* [Problem details] Count every line below in which "Temperature" occurs, then give only the count.

* [Recorded information]
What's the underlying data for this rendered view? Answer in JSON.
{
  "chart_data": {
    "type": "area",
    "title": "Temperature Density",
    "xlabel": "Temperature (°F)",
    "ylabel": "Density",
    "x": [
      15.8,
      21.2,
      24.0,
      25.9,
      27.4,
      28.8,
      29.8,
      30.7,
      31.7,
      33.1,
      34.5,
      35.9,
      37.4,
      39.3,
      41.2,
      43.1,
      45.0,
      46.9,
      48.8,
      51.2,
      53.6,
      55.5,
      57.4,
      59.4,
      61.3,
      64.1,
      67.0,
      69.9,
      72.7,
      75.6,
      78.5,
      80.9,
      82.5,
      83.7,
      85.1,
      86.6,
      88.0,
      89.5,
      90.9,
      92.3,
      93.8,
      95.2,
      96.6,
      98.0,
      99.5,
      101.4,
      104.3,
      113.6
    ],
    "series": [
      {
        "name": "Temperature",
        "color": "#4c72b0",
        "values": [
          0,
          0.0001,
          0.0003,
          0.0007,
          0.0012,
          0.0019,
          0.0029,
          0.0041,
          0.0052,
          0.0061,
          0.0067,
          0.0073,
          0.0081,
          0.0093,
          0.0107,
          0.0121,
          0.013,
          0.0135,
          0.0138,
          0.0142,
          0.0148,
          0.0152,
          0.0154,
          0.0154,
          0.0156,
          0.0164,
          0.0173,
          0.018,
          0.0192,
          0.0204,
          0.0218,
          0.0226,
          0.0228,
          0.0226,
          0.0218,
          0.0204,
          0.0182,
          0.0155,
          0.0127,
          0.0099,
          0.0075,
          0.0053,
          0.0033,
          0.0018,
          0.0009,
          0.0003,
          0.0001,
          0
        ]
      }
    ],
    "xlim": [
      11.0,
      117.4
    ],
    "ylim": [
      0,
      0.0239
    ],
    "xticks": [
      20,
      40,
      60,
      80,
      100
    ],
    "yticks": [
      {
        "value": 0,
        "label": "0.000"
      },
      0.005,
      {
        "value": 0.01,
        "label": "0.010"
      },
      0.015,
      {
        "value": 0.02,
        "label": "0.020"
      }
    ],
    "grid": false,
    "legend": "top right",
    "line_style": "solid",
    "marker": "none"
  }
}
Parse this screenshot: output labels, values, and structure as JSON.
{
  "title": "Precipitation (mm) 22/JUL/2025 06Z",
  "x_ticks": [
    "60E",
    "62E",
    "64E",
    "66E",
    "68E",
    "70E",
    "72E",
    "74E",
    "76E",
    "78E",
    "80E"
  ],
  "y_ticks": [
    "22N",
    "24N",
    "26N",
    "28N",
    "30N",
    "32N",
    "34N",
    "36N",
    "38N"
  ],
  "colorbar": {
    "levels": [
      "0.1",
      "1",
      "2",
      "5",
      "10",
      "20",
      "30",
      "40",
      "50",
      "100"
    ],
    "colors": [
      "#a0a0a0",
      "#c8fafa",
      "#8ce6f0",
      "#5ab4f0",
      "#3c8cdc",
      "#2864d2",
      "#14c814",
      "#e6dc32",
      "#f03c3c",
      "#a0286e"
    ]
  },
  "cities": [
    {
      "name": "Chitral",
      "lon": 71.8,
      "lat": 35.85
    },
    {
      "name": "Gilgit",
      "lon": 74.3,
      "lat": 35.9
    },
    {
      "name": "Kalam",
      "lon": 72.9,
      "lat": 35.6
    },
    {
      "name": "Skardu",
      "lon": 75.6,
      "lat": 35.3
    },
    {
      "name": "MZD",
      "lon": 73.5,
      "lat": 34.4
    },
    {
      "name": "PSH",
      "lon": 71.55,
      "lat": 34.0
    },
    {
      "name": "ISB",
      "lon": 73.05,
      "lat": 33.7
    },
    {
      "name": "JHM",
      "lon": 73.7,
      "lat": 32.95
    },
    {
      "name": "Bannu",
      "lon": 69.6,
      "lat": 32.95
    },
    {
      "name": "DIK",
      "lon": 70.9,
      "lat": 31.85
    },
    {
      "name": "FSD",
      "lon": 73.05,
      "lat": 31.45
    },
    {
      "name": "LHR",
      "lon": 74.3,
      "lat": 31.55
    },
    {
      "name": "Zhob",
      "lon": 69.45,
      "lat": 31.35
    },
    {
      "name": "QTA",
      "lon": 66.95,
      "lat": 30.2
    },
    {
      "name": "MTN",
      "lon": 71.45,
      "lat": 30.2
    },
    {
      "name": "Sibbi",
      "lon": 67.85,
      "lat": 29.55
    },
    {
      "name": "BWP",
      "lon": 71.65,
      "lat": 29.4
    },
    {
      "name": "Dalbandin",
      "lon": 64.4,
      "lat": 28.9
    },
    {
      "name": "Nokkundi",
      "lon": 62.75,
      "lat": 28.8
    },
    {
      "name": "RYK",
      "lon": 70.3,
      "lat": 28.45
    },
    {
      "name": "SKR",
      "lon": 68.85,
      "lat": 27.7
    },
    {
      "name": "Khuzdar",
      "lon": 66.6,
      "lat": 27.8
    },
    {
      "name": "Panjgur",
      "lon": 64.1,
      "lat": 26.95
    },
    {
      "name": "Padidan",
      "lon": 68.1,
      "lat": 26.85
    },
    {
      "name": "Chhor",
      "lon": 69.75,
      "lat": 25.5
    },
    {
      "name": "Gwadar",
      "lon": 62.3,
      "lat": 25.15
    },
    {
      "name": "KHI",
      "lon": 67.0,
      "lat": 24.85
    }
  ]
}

* [The response] 3